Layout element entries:
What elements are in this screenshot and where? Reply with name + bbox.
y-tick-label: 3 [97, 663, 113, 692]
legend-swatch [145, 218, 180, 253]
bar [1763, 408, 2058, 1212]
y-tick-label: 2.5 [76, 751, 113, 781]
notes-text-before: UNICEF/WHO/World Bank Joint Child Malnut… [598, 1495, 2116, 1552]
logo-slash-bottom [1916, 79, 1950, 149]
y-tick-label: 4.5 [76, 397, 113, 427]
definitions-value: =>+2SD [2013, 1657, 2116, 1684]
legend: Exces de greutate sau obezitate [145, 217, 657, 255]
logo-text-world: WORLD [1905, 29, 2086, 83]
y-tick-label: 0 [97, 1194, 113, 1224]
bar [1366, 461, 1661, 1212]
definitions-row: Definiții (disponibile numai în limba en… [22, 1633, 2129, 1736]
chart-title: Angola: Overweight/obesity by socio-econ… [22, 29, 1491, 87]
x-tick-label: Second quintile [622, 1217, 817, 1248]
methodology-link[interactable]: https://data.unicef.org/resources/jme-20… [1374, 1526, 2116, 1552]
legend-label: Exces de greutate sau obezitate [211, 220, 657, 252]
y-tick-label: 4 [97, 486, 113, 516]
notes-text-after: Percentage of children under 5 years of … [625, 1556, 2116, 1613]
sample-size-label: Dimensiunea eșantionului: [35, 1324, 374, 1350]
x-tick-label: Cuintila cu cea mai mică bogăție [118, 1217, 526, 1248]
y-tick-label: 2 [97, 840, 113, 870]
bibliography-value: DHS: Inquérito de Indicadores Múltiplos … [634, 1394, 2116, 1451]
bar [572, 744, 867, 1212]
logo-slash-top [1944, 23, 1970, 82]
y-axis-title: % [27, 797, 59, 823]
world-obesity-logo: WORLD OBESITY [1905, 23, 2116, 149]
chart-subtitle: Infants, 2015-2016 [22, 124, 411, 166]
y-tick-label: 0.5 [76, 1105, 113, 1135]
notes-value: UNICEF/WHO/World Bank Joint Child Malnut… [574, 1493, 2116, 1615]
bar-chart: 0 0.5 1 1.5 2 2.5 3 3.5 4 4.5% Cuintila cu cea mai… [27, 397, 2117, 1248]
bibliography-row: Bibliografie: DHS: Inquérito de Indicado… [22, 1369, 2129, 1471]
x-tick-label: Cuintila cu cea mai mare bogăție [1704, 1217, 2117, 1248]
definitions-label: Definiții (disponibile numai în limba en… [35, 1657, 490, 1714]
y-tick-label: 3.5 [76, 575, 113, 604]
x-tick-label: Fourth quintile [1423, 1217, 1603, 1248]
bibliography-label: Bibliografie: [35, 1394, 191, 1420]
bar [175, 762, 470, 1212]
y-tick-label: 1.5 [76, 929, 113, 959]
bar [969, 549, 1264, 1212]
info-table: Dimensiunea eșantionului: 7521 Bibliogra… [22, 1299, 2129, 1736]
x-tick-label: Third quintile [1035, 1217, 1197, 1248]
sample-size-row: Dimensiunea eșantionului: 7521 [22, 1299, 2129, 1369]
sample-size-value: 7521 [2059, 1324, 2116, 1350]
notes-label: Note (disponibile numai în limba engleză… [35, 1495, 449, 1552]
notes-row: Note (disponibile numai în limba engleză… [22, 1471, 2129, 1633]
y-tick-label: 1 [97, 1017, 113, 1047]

# EXERCISE INSTRUCTIONS
Pull out every line above that contains the word "Joint", matching case exactly.

# TASK OUTPUT
notes-text-before: UNICEF/WHO/World Bank Joint Child Malnut… [598, 1495, 2116, 1552]
notes-value: UNICEF/WHO/World Bank Joint Child Malnut… [574, 1493, 2116, 1615]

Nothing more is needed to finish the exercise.